- [GIVEN PROBLEM] Within the records below, find each line that holds the string "young", then copy it.

- [EXCERPTED DATA]
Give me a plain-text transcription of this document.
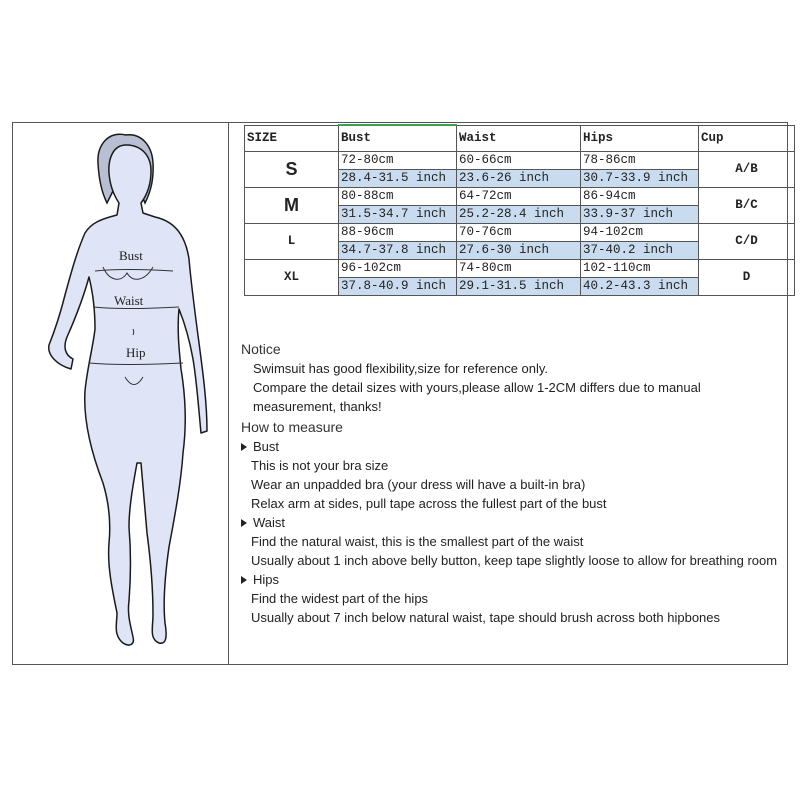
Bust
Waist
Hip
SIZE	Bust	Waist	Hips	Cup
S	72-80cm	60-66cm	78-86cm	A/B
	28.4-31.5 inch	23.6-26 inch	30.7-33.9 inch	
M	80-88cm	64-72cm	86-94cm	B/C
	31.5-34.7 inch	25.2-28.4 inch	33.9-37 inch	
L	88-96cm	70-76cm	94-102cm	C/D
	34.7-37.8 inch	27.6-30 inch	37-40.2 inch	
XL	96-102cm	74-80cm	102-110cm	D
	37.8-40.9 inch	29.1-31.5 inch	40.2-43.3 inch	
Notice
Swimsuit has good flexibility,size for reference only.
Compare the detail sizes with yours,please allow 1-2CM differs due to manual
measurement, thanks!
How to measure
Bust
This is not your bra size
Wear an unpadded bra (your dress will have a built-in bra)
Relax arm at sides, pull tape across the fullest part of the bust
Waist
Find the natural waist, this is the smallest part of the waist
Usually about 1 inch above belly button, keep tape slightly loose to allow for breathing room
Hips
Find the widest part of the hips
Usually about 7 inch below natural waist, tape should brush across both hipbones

...

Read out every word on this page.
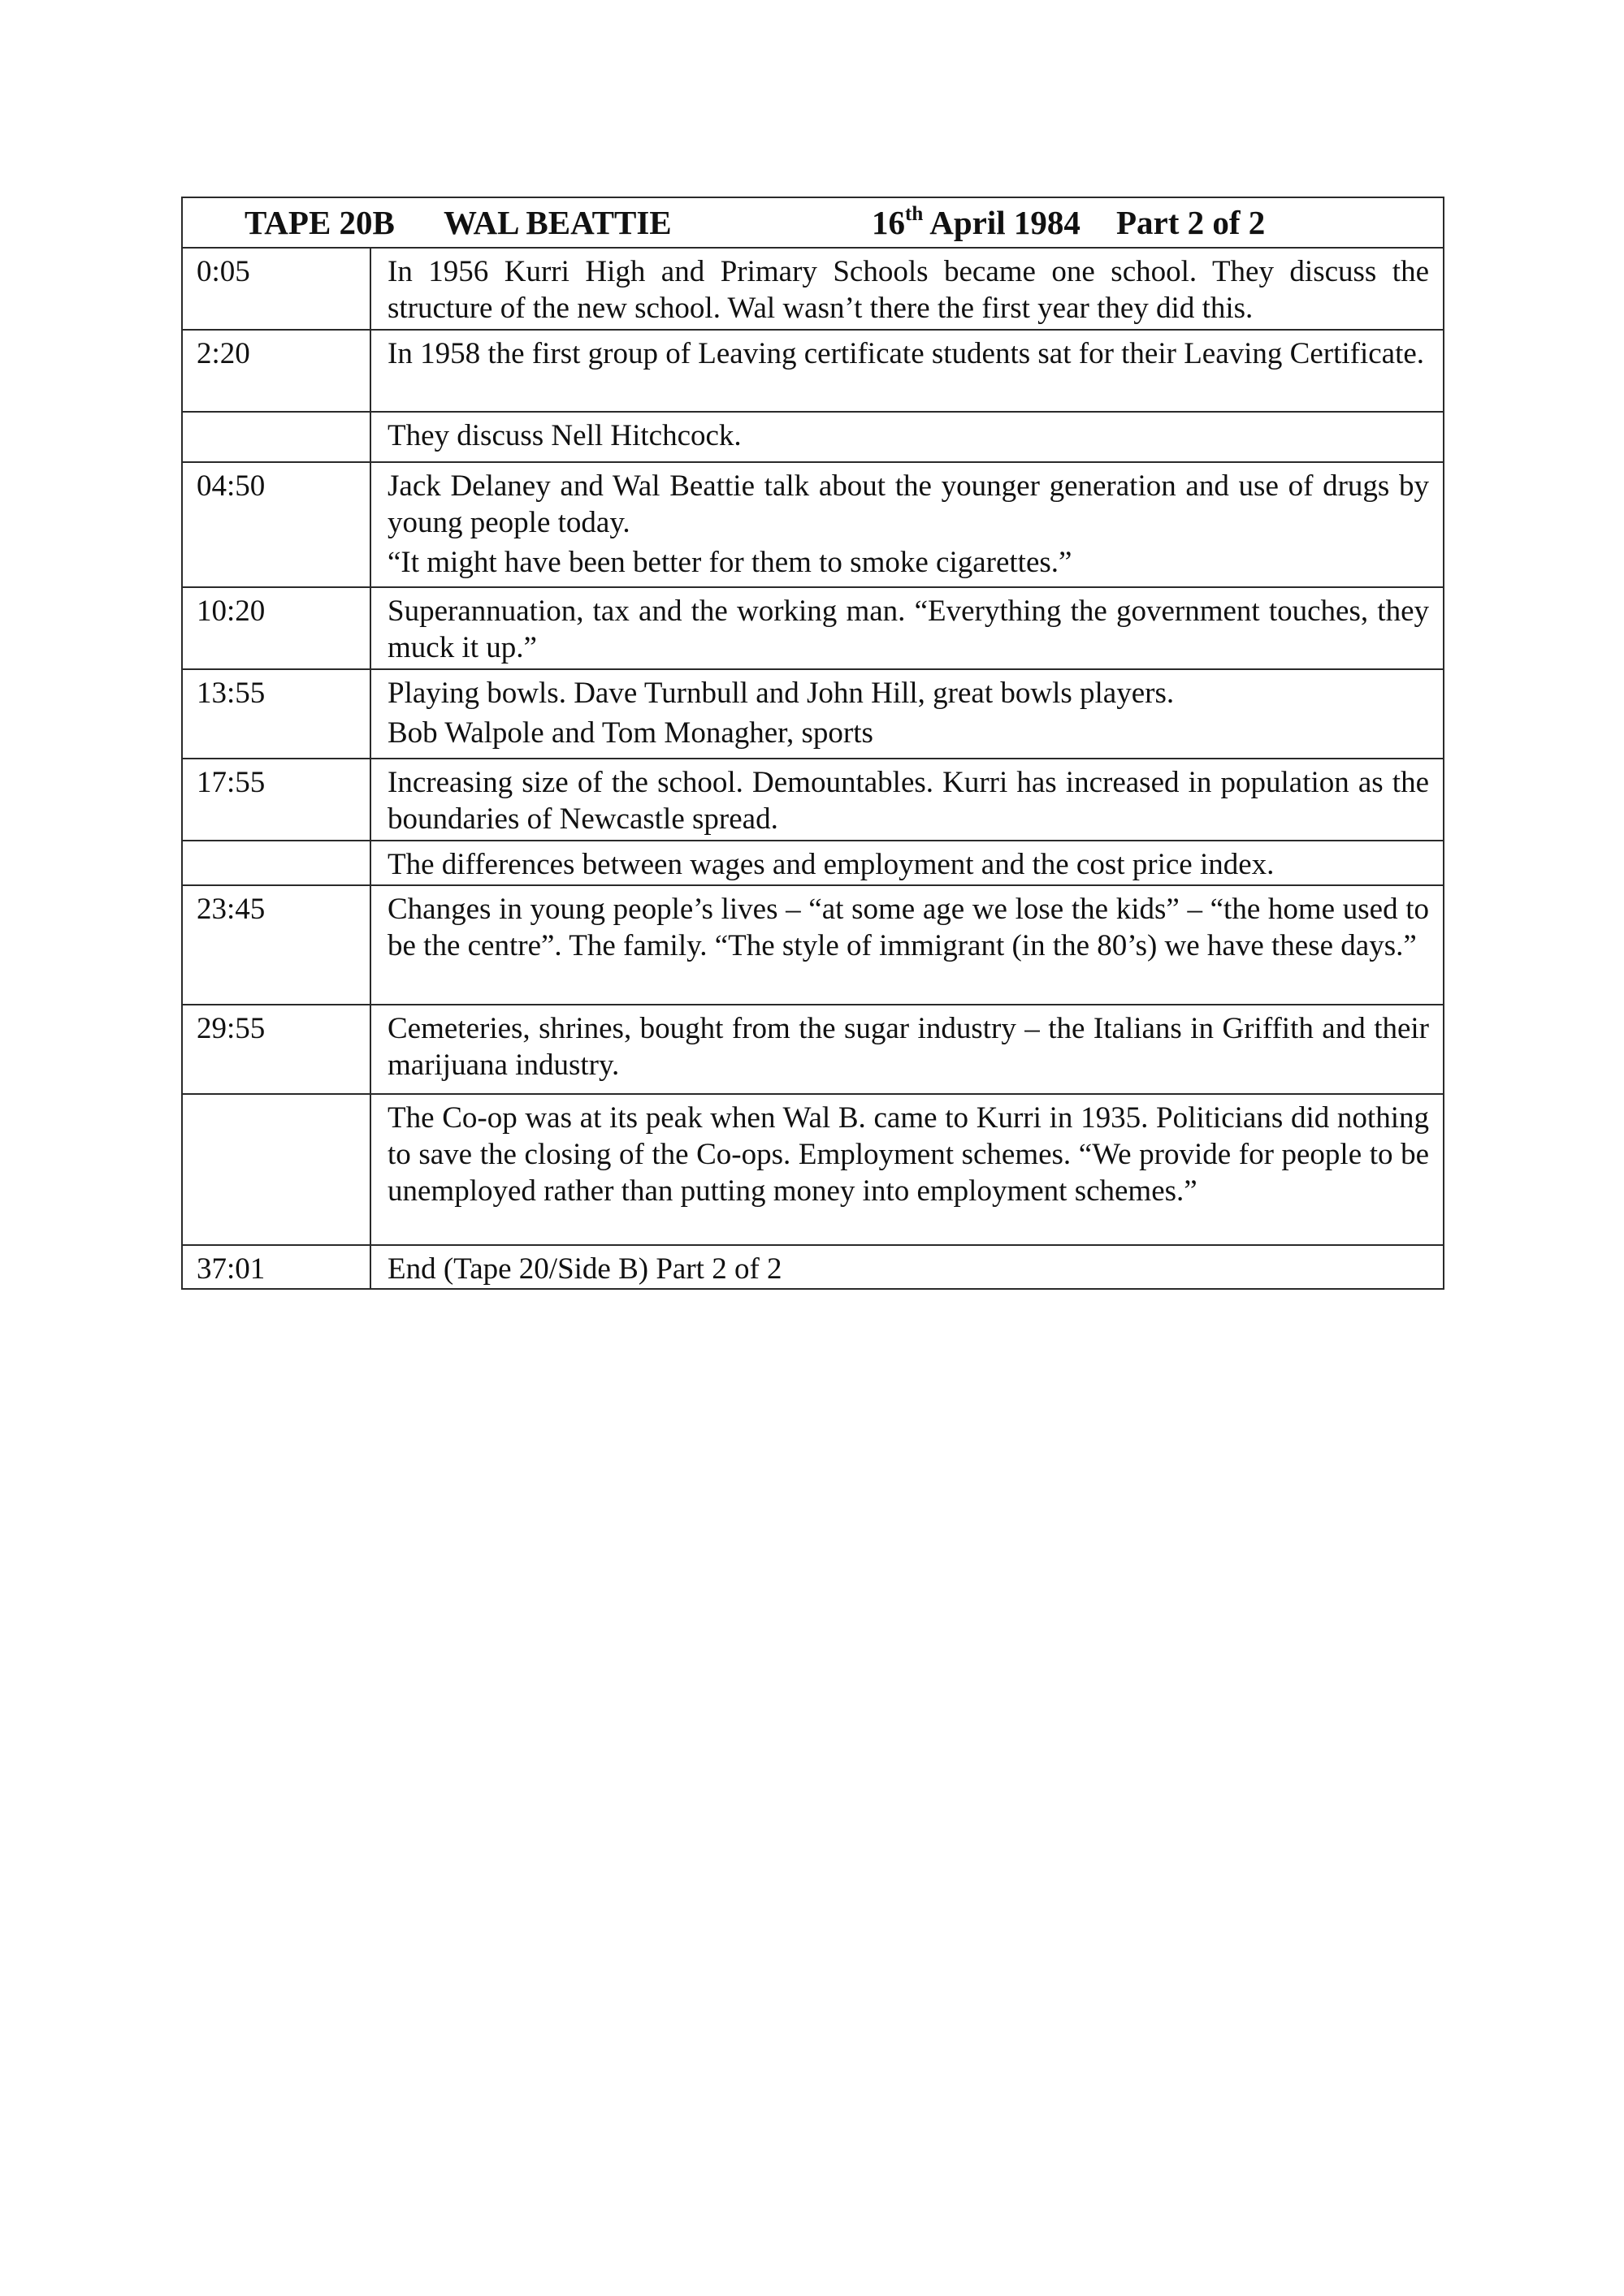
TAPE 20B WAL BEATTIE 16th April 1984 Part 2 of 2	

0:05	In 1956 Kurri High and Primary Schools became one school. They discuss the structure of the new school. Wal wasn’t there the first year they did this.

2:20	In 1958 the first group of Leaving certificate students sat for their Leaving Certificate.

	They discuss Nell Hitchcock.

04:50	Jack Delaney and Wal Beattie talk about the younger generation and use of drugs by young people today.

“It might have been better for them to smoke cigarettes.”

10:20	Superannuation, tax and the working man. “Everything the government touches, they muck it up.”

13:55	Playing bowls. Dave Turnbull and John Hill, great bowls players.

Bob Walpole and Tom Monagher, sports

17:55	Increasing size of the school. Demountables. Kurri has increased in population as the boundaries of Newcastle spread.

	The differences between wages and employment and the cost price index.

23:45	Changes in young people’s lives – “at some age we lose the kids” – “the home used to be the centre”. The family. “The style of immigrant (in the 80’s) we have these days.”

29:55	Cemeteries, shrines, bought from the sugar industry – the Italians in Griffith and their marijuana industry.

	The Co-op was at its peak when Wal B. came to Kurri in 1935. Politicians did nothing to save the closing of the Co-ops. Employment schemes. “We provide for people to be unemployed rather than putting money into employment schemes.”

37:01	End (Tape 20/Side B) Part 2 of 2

- [FULL RESPONSE]
04:50	Jack Delaney and Wal Beattie talk about the younger generation and use of drugs by young people today.
23:45	Changes in young people’s lives – “at some age we lose the kids” – “the home used to be the centre”. The family. “The style of immigrant (in the 80’s) we have these days.”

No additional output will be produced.